- [Set exercise]: Where a line contains the word "пропажи", copy that line.

- [Data shown]:
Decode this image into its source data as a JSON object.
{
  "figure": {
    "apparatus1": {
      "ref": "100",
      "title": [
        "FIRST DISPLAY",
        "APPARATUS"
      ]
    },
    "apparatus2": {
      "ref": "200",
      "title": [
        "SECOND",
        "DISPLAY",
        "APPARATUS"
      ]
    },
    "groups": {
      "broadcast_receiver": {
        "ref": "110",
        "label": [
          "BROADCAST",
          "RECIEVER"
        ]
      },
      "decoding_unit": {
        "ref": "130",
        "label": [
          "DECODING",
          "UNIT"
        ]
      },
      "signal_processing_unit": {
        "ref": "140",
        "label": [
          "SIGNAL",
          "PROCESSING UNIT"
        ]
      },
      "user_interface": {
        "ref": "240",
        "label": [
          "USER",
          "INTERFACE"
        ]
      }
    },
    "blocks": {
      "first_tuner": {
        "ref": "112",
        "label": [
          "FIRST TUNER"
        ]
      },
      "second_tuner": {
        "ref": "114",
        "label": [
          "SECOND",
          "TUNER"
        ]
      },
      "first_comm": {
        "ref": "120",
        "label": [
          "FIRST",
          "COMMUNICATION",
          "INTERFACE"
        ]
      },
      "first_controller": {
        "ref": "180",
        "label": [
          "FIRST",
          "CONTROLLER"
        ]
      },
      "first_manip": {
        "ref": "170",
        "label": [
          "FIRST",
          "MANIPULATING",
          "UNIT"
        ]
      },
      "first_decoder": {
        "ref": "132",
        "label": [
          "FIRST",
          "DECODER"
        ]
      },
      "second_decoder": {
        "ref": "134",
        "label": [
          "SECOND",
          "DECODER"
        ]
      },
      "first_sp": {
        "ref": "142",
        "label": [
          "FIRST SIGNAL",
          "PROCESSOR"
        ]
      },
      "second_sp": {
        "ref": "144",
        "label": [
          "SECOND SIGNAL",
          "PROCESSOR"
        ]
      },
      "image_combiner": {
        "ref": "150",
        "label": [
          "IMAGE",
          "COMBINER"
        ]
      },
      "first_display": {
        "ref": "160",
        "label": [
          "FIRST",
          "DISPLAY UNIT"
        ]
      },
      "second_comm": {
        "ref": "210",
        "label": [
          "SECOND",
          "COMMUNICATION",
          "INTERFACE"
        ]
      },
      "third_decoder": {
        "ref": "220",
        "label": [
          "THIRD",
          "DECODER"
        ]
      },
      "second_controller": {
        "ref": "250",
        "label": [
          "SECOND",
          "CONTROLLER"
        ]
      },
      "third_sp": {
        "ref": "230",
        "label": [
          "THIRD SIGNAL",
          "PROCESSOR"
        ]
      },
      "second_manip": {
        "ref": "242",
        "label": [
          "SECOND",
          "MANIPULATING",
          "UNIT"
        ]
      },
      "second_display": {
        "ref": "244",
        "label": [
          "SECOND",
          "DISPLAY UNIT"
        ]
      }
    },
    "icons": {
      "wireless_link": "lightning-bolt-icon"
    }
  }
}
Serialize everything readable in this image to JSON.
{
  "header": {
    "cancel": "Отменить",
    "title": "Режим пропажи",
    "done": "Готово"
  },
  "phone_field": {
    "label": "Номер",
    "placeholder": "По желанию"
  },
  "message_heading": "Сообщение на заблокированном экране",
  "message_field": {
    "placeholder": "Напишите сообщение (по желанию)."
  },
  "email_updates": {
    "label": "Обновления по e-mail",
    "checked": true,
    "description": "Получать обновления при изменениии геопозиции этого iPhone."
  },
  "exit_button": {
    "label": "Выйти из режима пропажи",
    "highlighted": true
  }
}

- [Full answer]:
    "title": "Режим пропажи",
    "label": "Выйти из режима пропажи",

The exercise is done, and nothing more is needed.